Excerpted data:
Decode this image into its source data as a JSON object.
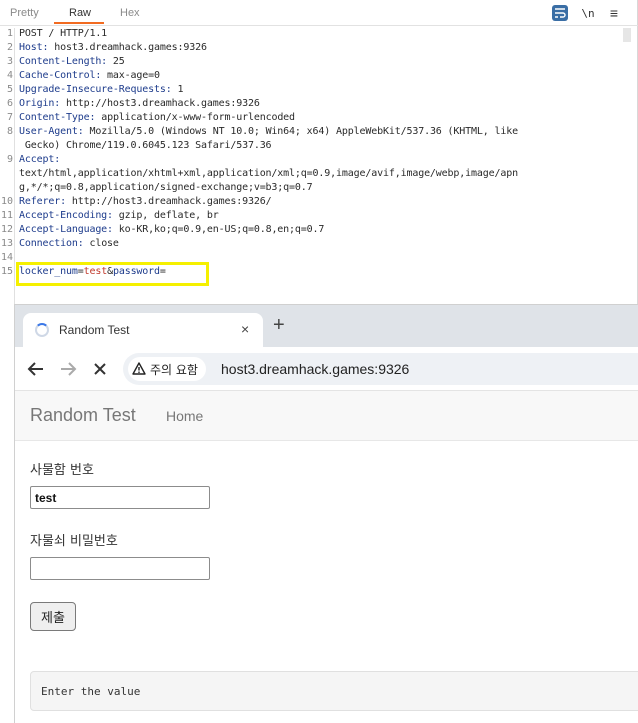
{
  "burp": {
    "tabs": [
      "Pretty",
      "Raw",
      "Hex"
    ],
    "active_tab": "Raw",
    "toolbar_newline": "\\n",
    "toolbar_menu": "≡",
    "lines": [
      {
        "n": "1",
        "key": "POST / HTTP/1.1",
        "val": ""
      },
      {
        "n": "2",
        "key": "Host:",
        "val": " host3.dreamhack.games:9326"
      },
      {
        "n": "3",
        "key": "Content-Length:",
        "val": " 25"
      },
      {
        "n": "4",
        "key": "Cache-Control:",
        "val": " max-age=0"
      },
      {
        "n": "5",
        "key": "Upgrade-Insecure-Requests:",
        "val": " 1"
      },
      {
        "n": "6",
        "key": "Origin:",
        "val": " http://host3.dreamhack.games:9326"
      },
      {
        "n": "7",
        "key": "Content-Type:",
        "val": " application/x-www-form-urlencoded"
      },
      {
        "n": "8",
        "key": "User-Agent:",
        "val": " Mozilla/5.0 (Windows NT 10.0; Win64; x64) AppleWebKit/537.36 (KHTML, like"
      },
      {
        "n": "",
        "key": "",
        "val": " Gecko) Chrome/119.0.6045.123 Safari/537.36"
      },
      {
        "n": "9",
        "key": "Accept:",
        "val": ""
      },
      {
        "n": "",
        "key": "",
        "val": "text/html,application/xhtml+xml,application/xml;q=0.9,image/avif,image/webp,image/apn"
      },
      {
        "n": "",
        "key": "",
        "val": "g,*/*;q=0.8,application/signed-exchange;v=b3;q=0.7"
      },
      {
        "n": "10",
        "key": "Referer:",
        "val": " http://host3.dreamhack.games:9326/"
      },
      {
        "n": "11",
        "key": "Accept-Encoding:",
        "val": " gzip, deflate, br"
      },
      {
        "n": "12",
        "key": "Accept-Language:",
        "val": " ko-KR,ko;q=0.9,en-US;q=0.8,en;q=0.7"
      },
      {
        "n": "13",
        "key": "Connection:",
        "val": " close"
      },
      {
        "n": "14",
        "key": "",
        "val": ""
      },
      {
        "n": "15",
        "key": "",
        "val": ""
      }
    ],
    "body_param1_key": "locker_num",
    "body_eq1": "=",
    "body_param1_val": "test",
    "body_amp": "&",
    "body_param2_key": "password",
    "body_eq2": "=",
    "highlight_color": "#f5f000"
  },
  "browser": {
    "tab_title": "Random Test",
    "tab_close": "×",
    "new_tab": "+",
    "warning_label": "주의 요함",
    "url": "host3.dreamhack.games:9326"
  },
  "page": {
    "brand": "Random Test",
    "nav_home": "Home",
    "locker_label": "사물함 번호",
    "locker_value": "test",
    "password_label": "자물쇠 비밀번호",
    "password_value": "",
    "submit_label": "제출",
    "result_text": "Enter the value"
  }
}
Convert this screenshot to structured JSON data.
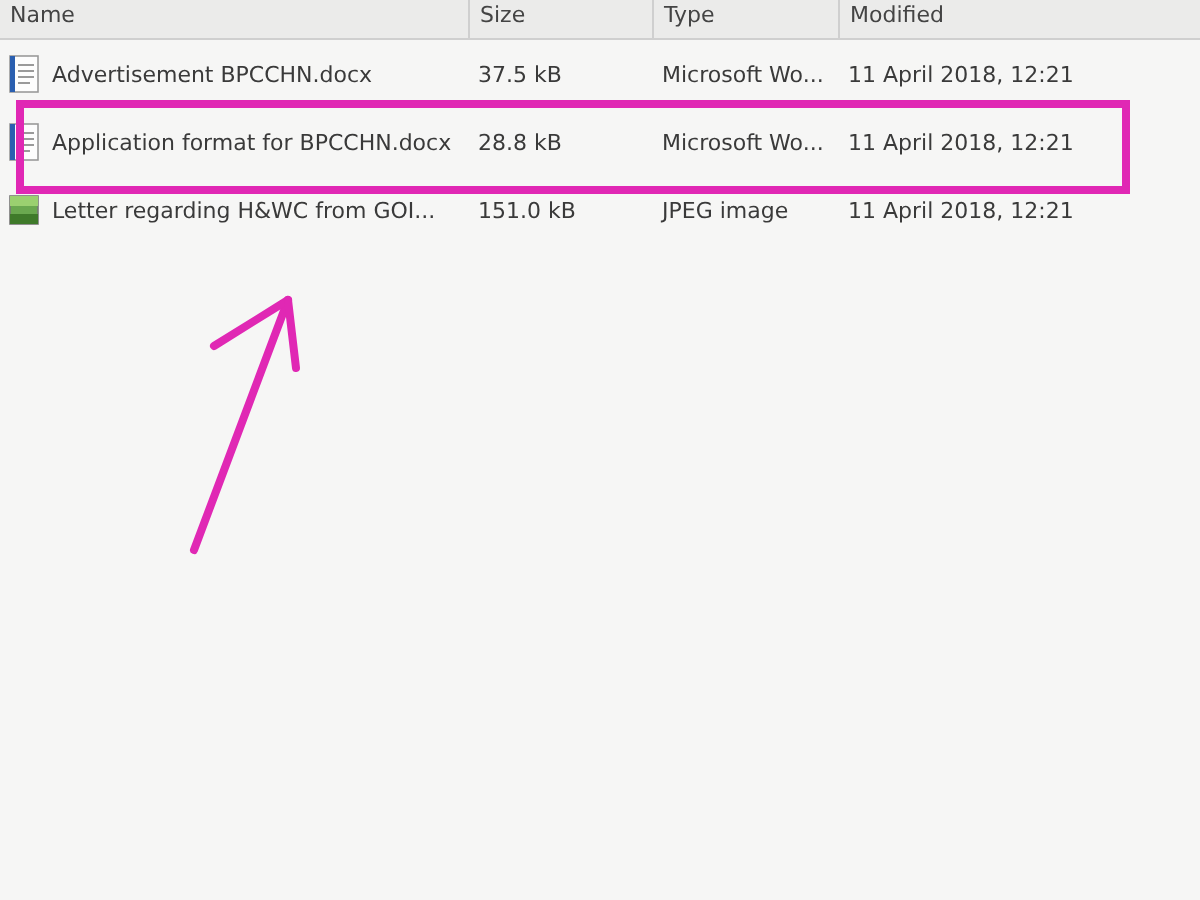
{
  "table": {
    "columns": [
      "Name",
      "Size",
      "Type",
      "Modified"
    ],
    "rows": [
      {
        "kind": "document",
        "cells": [
          "Advertisement BPCCHN.docx",
          "37.5 kB",
          "Microsoft Wo...",
          "11 April 2018, 12:21"
        ]
      },
      {
        "kind": "document",
        "cells": [
          "Application format for BPCCHN.docx",
          "28.8 kB",
          "Microsoft Wo...",
          "11 April 2018, 12:21"
        ]
      },
      {
        "kind": "image",
        "cells": [
          "Letter regarding H&WC from  GOI...",
          "151.0 kB",
          "JPEG image",
          "11 April 2018, 12:21"
        ]
      }
    ]
  }
}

Given task:
From the line that holds "Convert this screenshot" to the last line of the records, please copy each line exactly and nothing else. Pictures stay out.

Reply:
Convert this screenshot to structured JSON data.
{
  "table": {
    "columns": [
      "Name",
      "Size",
      "Type",
      "Modified"
    ],
    "rows": [
      {
        "kind": "document",
        "cells": [
          "Advertisement BPCCHN.docx",
          "37.5 kB",
          "Microsoft Wo...",
          "11 April 2018, 12:21"
        ]
      },
      {
        "kind": "document",
        "cells": [
          "Application format for BPCCHN.docx",
          "28.8 kB",
          "Microsoft Wo...",
          "11 April 2018, 12:21"
        ]
      },
      {
        "kind": "image",
        "cells": [
          "Letter regarding H&WC from  GOI...",
          "151.0 kB",
          "JPEG image",
          "11 April 2018, 12:21"
        ]
      }
    ]
  }
}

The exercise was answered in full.